Your goal ::
Drop the images; return everything else in the listing below exactly.

Excerpts from a figure dataset ::
▬▬▬▬▬▬

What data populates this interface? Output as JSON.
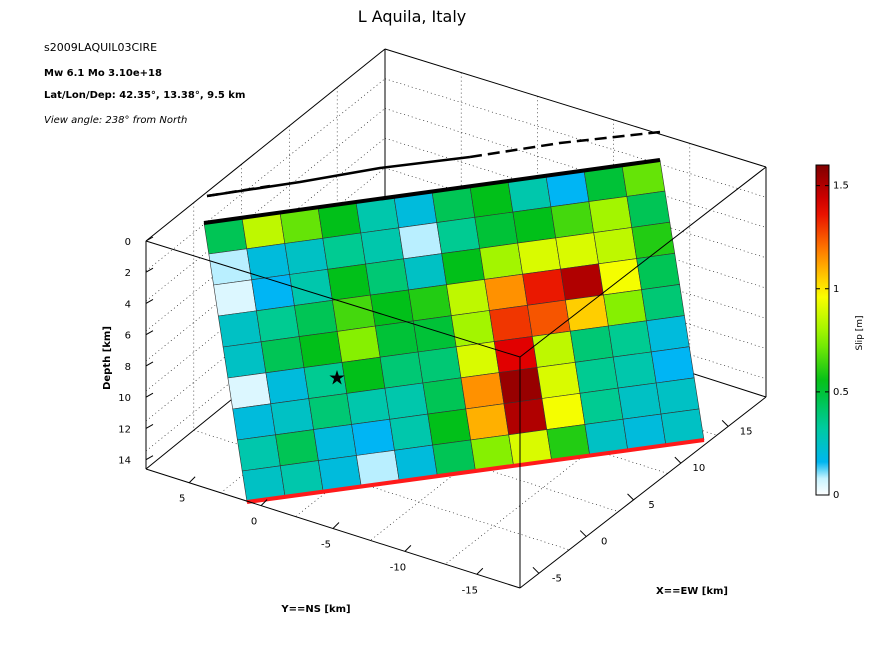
{
  "chart_data": {
    "type": "heatmap",
    "title": "L Aquila, Italy",
    "subtitle": "s2009LAQUIL03CIRE",
    "info_line1": "Mw 6.1    Mo 3.10e+18",
    "info_line2": "Lat/Lon/Dep: 42.35°, 13.38°, 9.5 km",
    "info_line3": "View angle: 238° from North",
    "zlabel": "Depth [km]",
    "xlabel": "X==EW [km]",
    "ylabel": "Y==NS [km]",
    "z_ticks": [
      0,
      2,
      4,
      6,
      8,
      10,
      12,
      14
    ],
    "x_ticks": [
      -5,
      0,
      5,
      10,
      15
    ],
    "y_ticks": [
      5,
      0,
      -5,
      -10,
      -15
    ],
    "colorbar": {
      "label": "Slip [m]",
      "range": [
        0,
        1.6
      ],
      "ticks": [
        0,
        0.5,
        1,
        1.5
      ],
      "colormap": "jet-with-white"
    },
    "grid": true,
    "hypocenter_marker": "star",
    "rows": 9,
    "cols": 12,
    "slip": [
      [
        0.45,
        0.85,
        0.7,
        0.55,
        0.3,
        0.2,
        0.45,
        0.55,
        0.3,
        0.15,
        0.5,
        0.7
      ],
      [
        0.1,
        0.2,
        0.25,
        0.35,
        0.3,
        0.1,
        0.35,
        0.5,
        0.55,
        0.65,
        0.8,
        0.45
      ],
      [
        0.05,
        0.15,
        0.3,
        0.55,
        0.4,
        0.25,
        0.55,
        0.8,
        0.9,
        0.9,
        0.85,
        0.6
      ],
      [
        0.25,
        0.35,
        0.45,
        0.65,
        0.55,
        0.6,
        0.85,
        1.15,
        1.35,
        1.5,
        0.95,
        0.45
      ],
      [
        0.25,
        0.45,
        0.55,
        0.75,
        0.5,
        0.5,
        0.8,
        1.3,
        1.25,
        1.05,
        0.75,
        0.4
      ],
      [
        0.05,
        0.2,
        0.35,
        0.55,
        0.4,
        0.4,
        0.9,
        1.4,
        0.85,
        0.4,
        0.35,
        0.2
      ],
      [
        0.2,
        0.25,
        0.4,
        0.3,
        0.3,
        0.45,
        1.15,
        1.55,
        0.9,
        0.35,
        0.3,
        0.15
      ],
      [
        0.3,
        0.45,
        0.2,
        0.15,
        0.3,
        0.55,
        1.1,
        1.5,
        0.95,
        0.35,
        0.25,
        0.25
      ],
      [
        0.25,
        0.3,
        0.2,
        0.1,
        0.2,
        0.45,
        0.75,
        0.9,
        0.6,
        0.25,
        0.2,
        0.25
      ]
    ]
  }
}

▬▬▬▬▬▬

Task response ::
What data populates this interface? Output as JSON.
{
  "chart_data": {
    "type": "heatmap",
    "title": "L Aquila, Italy",
    "subtitle": "s2009LAQUIL03CIRE",
    "info_line1": "Mw 6.1    Mo 3.10e+18",
    "info_line2": "Lat/Lon/Dep: 42.35°, 13.38°, 9.5 km",
    "info_line3": "View angle: 238° from North",
    "zlabel": "Depth [km]",
    "xlabel": "X==EW [km]",
    "ylabel": "Y==NS [km]",
    "z_ticks": [
      0,
      2,
      4,
      6,
      8,
      10,
      12,
      14
    ],
    "x_ticks": [
      -5,
      0,
      5,
      10,
      15
    ],
    "y_ticks": [
      5,
      0,
      -5,
      -10,
      -15
    ],
    "colorbar": {
      "label": "Slip [m]",
      "range": [
        0,
        1.6
      ],
      "ticks": [
        0,
        0.5,
        1,
        1.5
      ],
      "colormap": "jet-with-white"
    },
    "grid": true,
    "hypocenter_marker": "star",
    "rows": 9,
    "cols": 12,
    "slip": [
      [
        0.45,
        0.85,
        0.7,
        0.55,
        0.3,
        0.2,
        0.45,
        0.55,
        0.3,
        0.15,
        0.5,
        0.7
      ],
      [
        0.1,
        0.2,
        0.25,
        0.35,
        0.3,
        0.1,
        0.35,
        0.5,
        0.55,
        0.65,
        0.8,
        0.45
      ],
      [
        0.05,
        0.15,
        0.3,
        0.55,
        0.4,
        0.25,
        0.55,
        0.8,
        0.9,
        0.9,
        0.85,
        0.6
      ],
      [
        0.25,
        0.35,
        0.45,
        0.65,
        0.55,
        0.6,
        0.85,
        1.15,
        1.35,
        1.5,
        0.95,
        0.45
      ],
      [
        0.25,
        0.45,
        0.55,
        0.75,
        0.5,
        0.5,
        0.8,
        1.3,
        1.25,
        1.05,
        0.75,
        0.4
      ],
      [
        0.05,
        0.2,
        0.35,
        0.55,
        0.4,
        0.4,
        0.9,
        1.4,
        0.85,
        0.4,
        0.35,
        0.2
      ],
      [
        0.2,
        0.25,
        0.4,
        0.3,
        0.3,
        0.45,
        1.15,
        1.55,
        0.9,
        0.35,
        0.3,
        0.15
      ],
      [
        0.3,
        0.45,
        0.2,
        0.15,
        0.3,
        0.55,
        1.1,
        1.5,
        0.95,
        0.35,
        0.25,
        0.25
      ],
      [
        0.25,
        0.3,
        0.2,
        0.1,
        0.2,
        0.45,
        0.75,
        0.9,
        0.6,
        0.25,
        0.2,
        0.25
      ]
    ]
  }
}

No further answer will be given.